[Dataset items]
******

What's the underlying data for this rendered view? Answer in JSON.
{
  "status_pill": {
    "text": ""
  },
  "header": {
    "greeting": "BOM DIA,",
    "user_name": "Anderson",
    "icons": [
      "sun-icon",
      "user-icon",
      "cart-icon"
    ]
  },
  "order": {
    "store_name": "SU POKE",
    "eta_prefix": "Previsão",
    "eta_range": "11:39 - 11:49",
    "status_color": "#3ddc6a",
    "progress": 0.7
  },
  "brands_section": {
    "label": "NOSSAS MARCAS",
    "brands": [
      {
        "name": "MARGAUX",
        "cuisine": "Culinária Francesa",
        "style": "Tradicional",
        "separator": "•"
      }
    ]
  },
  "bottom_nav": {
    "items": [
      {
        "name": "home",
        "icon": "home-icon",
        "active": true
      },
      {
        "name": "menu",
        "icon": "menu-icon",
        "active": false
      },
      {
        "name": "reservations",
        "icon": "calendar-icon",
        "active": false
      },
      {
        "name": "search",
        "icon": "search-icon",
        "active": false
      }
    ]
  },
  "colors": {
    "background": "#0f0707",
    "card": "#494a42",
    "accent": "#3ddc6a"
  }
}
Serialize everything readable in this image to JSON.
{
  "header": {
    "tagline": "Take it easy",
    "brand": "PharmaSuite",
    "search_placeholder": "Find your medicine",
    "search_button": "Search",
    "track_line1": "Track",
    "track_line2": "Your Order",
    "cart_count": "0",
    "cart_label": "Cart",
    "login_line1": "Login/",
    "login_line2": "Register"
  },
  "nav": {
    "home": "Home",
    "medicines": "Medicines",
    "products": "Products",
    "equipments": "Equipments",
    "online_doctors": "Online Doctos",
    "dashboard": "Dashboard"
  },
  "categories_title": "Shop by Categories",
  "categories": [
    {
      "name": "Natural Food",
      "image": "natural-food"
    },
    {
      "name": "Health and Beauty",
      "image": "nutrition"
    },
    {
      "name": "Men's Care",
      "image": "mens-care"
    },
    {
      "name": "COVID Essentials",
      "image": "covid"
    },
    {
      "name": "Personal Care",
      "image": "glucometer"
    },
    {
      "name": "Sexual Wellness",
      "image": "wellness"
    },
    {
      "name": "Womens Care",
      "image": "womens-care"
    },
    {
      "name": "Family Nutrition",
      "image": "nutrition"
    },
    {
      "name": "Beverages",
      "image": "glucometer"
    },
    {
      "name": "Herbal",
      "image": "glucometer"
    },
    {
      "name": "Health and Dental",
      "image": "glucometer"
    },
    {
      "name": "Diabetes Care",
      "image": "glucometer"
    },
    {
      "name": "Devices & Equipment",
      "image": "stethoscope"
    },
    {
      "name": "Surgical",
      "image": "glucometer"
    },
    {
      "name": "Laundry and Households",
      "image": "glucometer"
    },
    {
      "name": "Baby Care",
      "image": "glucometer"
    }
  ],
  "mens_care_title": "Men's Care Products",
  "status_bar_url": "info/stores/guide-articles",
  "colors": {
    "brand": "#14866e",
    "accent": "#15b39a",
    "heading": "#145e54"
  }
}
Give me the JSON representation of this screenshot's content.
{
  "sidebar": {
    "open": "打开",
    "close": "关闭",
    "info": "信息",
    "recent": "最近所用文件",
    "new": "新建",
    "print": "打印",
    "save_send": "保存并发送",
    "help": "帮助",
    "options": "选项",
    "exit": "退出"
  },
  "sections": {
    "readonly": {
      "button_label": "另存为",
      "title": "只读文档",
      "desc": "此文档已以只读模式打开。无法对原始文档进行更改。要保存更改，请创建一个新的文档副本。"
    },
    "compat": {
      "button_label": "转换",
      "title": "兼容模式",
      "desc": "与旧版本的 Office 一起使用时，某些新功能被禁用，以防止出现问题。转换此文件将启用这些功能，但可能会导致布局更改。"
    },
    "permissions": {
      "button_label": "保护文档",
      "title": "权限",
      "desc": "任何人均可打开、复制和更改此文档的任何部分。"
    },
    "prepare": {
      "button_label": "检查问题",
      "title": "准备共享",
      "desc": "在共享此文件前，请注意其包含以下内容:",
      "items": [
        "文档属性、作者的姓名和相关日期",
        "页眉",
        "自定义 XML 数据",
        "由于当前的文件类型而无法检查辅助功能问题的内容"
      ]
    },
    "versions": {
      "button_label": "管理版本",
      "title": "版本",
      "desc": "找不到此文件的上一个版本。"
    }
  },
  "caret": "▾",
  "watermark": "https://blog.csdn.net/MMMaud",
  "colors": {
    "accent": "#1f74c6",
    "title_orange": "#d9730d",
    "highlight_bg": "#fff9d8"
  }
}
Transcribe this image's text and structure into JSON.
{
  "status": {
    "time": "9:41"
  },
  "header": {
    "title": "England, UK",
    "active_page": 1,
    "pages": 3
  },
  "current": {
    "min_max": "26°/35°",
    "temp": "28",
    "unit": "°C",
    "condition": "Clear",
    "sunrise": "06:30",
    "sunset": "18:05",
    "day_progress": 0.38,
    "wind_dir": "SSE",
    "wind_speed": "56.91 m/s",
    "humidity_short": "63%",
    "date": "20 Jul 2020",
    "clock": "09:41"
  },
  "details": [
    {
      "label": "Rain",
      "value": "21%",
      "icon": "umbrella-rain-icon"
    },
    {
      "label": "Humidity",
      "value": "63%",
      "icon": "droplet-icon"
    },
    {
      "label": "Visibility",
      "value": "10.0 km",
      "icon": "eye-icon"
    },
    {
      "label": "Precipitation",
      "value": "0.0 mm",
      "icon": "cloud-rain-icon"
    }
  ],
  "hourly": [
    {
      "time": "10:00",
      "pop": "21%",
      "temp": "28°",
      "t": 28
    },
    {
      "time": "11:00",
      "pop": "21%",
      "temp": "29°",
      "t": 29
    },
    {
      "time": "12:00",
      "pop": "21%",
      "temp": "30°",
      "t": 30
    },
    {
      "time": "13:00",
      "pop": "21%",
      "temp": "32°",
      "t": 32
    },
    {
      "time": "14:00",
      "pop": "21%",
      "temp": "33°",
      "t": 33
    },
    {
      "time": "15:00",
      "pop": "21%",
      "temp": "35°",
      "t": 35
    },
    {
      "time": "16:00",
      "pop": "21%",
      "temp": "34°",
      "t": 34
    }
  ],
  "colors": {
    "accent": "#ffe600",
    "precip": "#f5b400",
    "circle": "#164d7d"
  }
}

******

### Task
Pull every line holding "temp" out of the records.

### Worked solution
    "temp": "28",
      "temp": "28°",
      "temp": "29°",
      "temp": "30°",
      "temp": "32°",
      "temp": "33°",
      "temp": "35°",
      "temp": "34°",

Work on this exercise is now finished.